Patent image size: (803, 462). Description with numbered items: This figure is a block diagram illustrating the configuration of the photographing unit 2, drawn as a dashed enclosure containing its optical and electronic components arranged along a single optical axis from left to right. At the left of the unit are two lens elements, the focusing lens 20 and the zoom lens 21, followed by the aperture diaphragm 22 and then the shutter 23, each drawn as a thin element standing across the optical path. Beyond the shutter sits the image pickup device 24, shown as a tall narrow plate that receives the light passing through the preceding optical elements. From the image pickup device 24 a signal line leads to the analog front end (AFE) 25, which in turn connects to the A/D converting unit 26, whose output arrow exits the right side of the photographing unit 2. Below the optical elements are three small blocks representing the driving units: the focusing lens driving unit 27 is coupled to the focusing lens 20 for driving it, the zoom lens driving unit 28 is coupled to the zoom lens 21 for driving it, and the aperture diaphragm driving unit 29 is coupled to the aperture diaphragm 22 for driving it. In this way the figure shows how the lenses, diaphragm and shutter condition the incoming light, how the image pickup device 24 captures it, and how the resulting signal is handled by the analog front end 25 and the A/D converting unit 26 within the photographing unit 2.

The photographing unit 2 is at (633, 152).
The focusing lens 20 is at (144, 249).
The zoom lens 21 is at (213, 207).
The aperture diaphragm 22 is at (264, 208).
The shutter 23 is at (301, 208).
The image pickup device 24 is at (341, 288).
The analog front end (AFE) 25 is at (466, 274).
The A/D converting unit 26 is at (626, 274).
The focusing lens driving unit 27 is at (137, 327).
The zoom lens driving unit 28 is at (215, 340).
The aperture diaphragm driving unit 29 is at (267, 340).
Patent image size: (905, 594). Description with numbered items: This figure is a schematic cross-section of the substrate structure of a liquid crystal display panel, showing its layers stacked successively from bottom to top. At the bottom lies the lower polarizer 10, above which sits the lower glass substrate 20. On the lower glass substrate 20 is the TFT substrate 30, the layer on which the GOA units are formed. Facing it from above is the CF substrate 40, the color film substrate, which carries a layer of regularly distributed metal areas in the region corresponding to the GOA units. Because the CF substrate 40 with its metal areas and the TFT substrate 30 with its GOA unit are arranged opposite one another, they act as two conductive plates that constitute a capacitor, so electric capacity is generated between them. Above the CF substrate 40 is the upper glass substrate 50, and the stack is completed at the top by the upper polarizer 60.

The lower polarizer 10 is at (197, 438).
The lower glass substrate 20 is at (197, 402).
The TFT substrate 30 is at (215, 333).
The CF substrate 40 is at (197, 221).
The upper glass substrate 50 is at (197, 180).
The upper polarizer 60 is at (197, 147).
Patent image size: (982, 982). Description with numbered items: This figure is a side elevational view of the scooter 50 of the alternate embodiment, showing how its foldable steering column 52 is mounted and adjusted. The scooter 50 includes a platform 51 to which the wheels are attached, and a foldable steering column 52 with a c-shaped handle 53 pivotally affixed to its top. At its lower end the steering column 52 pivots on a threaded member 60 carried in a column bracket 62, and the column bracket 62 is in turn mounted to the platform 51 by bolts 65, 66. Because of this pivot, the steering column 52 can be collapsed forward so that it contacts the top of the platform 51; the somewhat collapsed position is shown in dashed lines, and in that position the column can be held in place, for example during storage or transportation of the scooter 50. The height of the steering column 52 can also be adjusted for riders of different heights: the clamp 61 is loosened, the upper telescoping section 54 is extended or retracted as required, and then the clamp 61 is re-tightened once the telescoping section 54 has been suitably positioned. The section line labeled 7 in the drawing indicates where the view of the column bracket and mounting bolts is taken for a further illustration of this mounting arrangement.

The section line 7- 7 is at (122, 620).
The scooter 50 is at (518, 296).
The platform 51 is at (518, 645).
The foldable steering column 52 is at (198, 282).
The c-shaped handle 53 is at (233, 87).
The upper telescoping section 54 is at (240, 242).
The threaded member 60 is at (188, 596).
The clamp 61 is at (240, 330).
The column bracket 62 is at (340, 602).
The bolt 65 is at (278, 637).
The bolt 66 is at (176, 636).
* * *
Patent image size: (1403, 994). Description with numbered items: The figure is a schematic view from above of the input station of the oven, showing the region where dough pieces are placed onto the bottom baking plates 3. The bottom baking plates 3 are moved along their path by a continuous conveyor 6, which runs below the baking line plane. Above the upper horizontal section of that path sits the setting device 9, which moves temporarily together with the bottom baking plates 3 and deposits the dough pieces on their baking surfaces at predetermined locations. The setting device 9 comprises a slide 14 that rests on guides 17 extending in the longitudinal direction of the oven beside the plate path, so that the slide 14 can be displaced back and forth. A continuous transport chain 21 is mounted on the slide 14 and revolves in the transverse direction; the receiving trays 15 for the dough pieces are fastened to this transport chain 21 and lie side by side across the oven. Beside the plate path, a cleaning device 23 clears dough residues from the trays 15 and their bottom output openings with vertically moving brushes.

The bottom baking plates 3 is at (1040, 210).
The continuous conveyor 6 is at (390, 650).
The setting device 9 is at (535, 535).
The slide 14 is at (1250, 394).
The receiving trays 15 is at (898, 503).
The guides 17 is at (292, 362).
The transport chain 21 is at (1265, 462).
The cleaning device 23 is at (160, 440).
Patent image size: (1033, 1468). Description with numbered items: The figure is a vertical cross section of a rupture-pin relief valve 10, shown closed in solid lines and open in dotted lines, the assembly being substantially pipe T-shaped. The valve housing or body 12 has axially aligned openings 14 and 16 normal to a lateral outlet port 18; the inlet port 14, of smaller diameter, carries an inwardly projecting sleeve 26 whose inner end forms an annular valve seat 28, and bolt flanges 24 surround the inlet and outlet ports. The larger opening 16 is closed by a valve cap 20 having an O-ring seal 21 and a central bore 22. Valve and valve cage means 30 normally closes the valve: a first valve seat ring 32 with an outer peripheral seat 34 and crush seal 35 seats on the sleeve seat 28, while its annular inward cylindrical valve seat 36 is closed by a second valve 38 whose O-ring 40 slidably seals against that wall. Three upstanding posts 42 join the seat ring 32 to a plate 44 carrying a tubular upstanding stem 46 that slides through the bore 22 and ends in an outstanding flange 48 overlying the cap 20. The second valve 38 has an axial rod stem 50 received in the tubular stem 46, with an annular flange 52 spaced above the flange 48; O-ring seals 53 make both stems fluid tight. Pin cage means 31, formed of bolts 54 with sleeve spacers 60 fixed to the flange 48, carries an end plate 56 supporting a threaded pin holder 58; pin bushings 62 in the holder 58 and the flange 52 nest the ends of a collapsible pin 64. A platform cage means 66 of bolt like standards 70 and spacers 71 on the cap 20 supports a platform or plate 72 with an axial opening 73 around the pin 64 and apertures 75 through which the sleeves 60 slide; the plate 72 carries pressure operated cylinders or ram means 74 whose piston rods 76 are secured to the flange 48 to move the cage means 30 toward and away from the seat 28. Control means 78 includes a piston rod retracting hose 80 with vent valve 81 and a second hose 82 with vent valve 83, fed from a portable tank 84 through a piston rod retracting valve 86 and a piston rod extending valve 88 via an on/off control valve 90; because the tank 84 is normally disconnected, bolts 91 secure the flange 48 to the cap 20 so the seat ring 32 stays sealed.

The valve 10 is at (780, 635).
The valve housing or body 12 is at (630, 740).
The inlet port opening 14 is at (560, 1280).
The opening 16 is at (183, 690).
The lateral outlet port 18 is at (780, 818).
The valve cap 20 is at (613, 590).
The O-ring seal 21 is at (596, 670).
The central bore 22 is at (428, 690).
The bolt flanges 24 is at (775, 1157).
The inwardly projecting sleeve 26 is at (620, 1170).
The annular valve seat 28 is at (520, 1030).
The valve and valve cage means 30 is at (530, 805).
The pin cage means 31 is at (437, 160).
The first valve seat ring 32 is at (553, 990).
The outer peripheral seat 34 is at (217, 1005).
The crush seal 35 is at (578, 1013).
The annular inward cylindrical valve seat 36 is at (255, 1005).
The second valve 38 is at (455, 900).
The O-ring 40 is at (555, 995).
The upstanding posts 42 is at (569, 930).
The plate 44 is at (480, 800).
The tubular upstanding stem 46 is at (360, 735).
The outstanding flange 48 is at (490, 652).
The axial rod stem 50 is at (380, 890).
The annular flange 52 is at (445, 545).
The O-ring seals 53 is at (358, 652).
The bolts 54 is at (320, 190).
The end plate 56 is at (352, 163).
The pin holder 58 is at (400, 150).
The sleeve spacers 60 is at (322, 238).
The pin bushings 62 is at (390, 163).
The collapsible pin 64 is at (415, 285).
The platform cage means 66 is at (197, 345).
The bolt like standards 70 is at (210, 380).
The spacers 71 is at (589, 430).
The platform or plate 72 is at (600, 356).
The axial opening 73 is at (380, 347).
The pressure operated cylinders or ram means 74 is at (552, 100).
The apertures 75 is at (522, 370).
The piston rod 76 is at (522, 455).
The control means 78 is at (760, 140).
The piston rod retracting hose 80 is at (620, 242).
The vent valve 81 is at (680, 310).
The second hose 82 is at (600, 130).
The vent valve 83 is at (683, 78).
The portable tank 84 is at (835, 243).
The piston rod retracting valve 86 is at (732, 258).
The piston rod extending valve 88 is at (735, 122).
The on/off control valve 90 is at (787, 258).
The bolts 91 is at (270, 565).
...
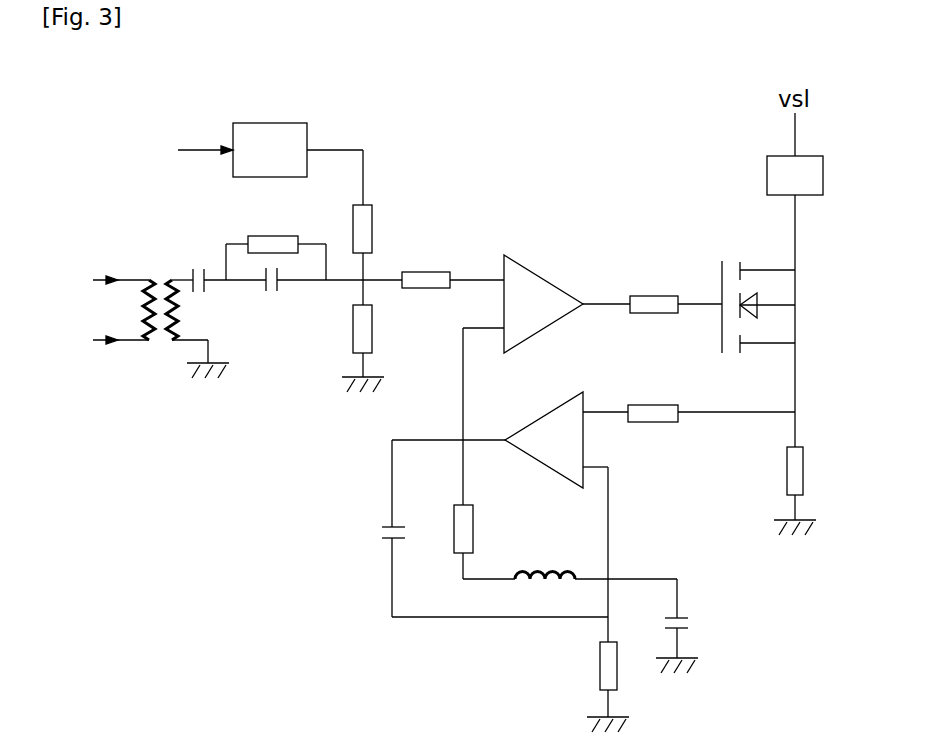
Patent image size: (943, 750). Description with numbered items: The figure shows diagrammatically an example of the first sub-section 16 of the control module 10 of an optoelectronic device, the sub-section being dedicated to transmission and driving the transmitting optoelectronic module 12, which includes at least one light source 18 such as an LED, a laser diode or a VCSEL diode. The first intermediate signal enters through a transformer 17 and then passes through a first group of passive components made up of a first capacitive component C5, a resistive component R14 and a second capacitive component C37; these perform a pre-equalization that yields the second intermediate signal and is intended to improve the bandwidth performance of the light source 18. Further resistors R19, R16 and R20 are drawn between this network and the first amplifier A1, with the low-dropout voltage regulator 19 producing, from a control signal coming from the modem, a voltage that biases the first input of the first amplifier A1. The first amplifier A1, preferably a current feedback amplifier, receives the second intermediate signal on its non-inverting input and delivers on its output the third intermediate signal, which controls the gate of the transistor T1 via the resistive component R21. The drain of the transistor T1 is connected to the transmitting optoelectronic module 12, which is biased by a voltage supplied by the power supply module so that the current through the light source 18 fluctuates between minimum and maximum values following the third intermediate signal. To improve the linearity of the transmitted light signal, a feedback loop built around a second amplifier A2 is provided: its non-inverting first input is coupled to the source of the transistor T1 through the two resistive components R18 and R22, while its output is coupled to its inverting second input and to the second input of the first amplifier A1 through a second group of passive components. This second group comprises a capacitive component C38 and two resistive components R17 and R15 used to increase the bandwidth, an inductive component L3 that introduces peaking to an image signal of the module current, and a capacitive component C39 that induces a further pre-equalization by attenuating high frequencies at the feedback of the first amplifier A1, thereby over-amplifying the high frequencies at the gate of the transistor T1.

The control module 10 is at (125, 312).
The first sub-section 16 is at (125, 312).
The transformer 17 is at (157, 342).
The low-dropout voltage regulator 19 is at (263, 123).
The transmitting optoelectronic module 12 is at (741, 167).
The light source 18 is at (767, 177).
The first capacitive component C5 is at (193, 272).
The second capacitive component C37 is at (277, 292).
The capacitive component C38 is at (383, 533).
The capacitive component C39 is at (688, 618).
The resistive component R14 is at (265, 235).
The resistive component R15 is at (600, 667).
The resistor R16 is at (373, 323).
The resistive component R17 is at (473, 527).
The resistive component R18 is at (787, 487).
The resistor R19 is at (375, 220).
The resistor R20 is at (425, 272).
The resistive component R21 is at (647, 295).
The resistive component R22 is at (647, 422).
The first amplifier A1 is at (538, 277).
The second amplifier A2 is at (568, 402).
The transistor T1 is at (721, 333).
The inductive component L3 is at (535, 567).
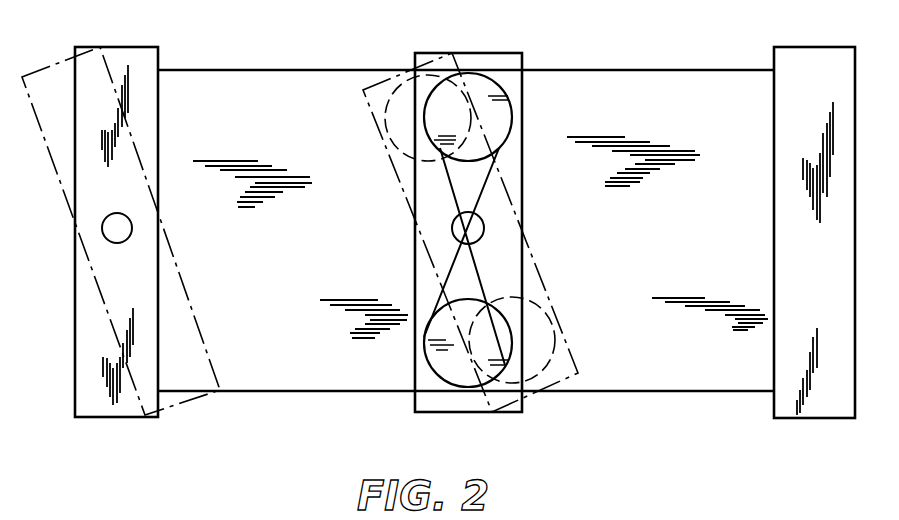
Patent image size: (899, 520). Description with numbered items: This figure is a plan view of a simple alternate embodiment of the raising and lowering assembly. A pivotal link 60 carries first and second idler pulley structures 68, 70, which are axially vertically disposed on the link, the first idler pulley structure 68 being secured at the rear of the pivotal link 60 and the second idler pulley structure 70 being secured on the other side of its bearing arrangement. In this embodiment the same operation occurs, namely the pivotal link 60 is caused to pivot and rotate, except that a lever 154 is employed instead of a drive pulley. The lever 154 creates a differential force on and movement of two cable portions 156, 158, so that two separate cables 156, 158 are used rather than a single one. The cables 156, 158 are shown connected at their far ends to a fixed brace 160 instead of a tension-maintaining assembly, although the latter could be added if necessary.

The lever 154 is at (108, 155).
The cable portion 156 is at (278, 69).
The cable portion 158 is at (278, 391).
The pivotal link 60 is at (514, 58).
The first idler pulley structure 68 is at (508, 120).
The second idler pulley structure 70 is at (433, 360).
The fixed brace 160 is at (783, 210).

* REQUIRED TASK *
Convert the material above, from the line containing "Patent image size: (899, 520)." through the line containing "The first idler pulley structure 68 is", into a numbered list and leave out any blank lines.

* WRITTEN REPLY *
1. Patent image size: (899, 520). Description with numbered items: This figure is a plan view of a simple alternate embodiment of the raising and lowering assembly. A pivotal link 60 carries first and second idler pulley structures 68, 70, which are axially vertically disposed on the link, the first idler pulley structure 68 being secured at the rear of the pivotal link 60 and the second idler pulley structure 70 being secured on the other side of its bearing arrangement. In this embodiment the same operation occurs, namely the pivotal link 60 is caused to pivot and rotate, except that a lever 154 is employed instead of a drive pulley. The lever 154 creates a differential force on and movement of two cable portions 156, 158, so that two separate cables 156, 158 are used rather than a single one. The cables 156, 158 are shown connected at their far ends to a fixed brace 160 instead of a tension-maintaining assembly, although the latter could be added if necessary.
2. The lever 154 is at (108, 155).
3. The cable portion 156 is at (278, 69).
4. The cable portion 158 is at (278, 391).
5. The pivotal link 60 is at (514, 58).
6. The first idler pulley structure 68 is at (508, 120).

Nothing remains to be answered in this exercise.